## To do
All of the material below is to be retyped exactly.

[Entries with figure data]
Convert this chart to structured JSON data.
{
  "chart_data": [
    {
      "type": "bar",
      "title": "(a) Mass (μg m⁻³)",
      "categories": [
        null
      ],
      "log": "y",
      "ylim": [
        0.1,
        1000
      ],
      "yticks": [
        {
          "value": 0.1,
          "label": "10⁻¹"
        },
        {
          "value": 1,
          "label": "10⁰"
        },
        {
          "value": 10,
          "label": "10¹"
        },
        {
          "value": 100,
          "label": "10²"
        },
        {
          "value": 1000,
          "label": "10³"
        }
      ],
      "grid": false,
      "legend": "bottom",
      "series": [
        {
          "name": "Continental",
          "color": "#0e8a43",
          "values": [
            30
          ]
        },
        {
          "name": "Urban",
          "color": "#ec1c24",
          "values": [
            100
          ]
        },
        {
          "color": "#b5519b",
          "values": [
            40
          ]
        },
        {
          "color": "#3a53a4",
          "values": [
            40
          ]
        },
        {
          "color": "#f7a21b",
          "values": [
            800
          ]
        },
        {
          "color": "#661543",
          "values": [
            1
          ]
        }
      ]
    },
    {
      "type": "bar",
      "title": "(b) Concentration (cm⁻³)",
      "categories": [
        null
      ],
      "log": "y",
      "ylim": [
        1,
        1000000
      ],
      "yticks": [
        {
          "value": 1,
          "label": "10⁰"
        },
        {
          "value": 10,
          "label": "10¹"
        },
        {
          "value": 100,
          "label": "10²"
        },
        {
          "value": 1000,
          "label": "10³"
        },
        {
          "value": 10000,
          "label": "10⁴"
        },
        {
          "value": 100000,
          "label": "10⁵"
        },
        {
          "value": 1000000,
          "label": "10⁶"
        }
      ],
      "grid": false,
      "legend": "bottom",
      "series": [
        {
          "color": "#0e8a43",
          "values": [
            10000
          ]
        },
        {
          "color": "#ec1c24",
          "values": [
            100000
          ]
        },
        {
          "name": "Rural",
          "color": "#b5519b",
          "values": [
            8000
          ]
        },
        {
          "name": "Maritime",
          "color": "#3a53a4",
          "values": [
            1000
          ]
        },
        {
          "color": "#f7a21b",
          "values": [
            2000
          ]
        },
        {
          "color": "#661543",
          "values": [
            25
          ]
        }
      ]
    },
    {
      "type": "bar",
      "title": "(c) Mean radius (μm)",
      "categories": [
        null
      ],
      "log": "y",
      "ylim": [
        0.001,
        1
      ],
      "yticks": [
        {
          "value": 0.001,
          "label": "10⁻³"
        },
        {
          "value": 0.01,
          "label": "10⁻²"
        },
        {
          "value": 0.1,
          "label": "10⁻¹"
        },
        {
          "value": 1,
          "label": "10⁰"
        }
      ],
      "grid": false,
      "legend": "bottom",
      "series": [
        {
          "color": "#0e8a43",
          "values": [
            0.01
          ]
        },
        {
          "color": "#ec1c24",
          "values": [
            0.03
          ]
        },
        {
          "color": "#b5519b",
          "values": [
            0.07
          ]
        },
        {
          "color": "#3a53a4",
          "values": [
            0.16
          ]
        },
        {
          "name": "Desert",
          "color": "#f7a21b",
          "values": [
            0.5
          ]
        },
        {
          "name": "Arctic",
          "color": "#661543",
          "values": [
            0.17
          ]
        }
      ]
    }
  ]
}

## Complete answer
Convert this chart to structured JSON data.
{
  "chart_data": [
    {
      "type": "bar",
      "title": "(a) Mass (μg m⁻³)",
      "categories": [
        null
      ],
      "log": "y",
      "ylim": [
        0.1,
        1000
      ],
      "yticks": [
        {
          "value": 0.1,
          "label": "10⁻¹"
        },
        {
          "value": 1,
          "label": "10⁰"
        },
        {
          "value": 10,
          "label": "10¹"
        },
        {
          "value": 100,
          "label": "10²"
        },
        {
          "value": 1000,
          "label": "10³"
        }
      ],
      "grid": false,
      "legend": "bottom",
      "series": [
        {
          "name": "Continental",
          "color": "#0e8a43",
          "values": [
            30
          ]
        },
        {
          "name": "Urban",
          "color": "#ec1c24",
          "values": [
            100
          ]
        },
        {
          "color": "#b5519b",
          "values": [
            40
          ]
        },
        {
          "color": "#3a53a4",
          "values": [
            40
          ]
        },
        {
          "color": "#f7a21b",
          "values": [
            800
          ]
        },
        {
          "color": "#661543",
          "values": [
            1
          ]
        }
      ]
    },
    {
      "type": "bar",
      "title": "(b) Concentration (cm⁻³)",
      "categories": [
        null
      ],
      "log": "y",
      "ylim": [
        1,
        1000000
      ],
      "yticks": [
        {
          "value": 1,
          "label": "10⁰"
        },
        {
          "value": 10,
          "label": "10¹"
        },
        {
          "value": 100,
          "label": "10²"
        },
        {
          "value": 1000,
          "label": "10³"
        },
        {
          "value": 10000,
          "label": "10⁴"
        },
        {
          "value": 100000,
          "label": "10⁵"
        },
        {
          "value": 1000000,
          "label": "10⁶"
        }
      ],
      "grid": false,
      "legend": "bottom",
      "series": [
        {
          "color": "#0e8a43",
          "values": [
            10000
          ]
        },
        {
          "color": "#ec1c24",
          "values": [
            100000
          ]
        },
        {
          "name": "Rural",
          "color": "#b5519b",
          "values": [
            8000
          ]
        },
        {
          "name": "Maritime",
          "color": "#3a53a4",
          "values": [
            1000
          ]
        },
        {
          "color": "#f7a21b",
          "values": [
            2000
          ]
        },
        {
          "color": "#661543",
          "values": [
            25
          ]
        }
      ]
    },
    {
      "type": "bar",
      "title": "(c) Mean radius (μm)",
      "categories": [
        null
      ],
      "log": "y",
      "ylim": [
        0.001,
        1
      ],
      "yticks": [
        {
          "value": 0.001,
          "label": "10⁻³"
        },
        {
          "value": 0.01,
          "label": "10⁻²"
        },
        {
          "value": 0.1,
          "label": "10⁻¹"
        },
        {
          "value": 1,
          "label": "10⁰"
        }
      ],
      "grid": false,
      "legend": "bottom",
      "series": [
        {
          "color": "#0e8a43",
          "values": [
            0.01
          ]
        },
        {
          "color": "#ec1c24",
          "values": [
            0.03
          ]
        },
        {
          "color": "#b5519b",
          "values": [
            0.07
          ]
        },
        {
          "color": "#3a53a4",
          "values": [
            0.16
          ]
        },
        {
          "name": "Desert",
          "color": "#f7a21b",
          "values": [
            0.5
          ]
        },
        {
          "name": "Arctic",
          "color": "#661543",
          "values": [
            0.17
          ]
        }
      ]
    }
  ]
}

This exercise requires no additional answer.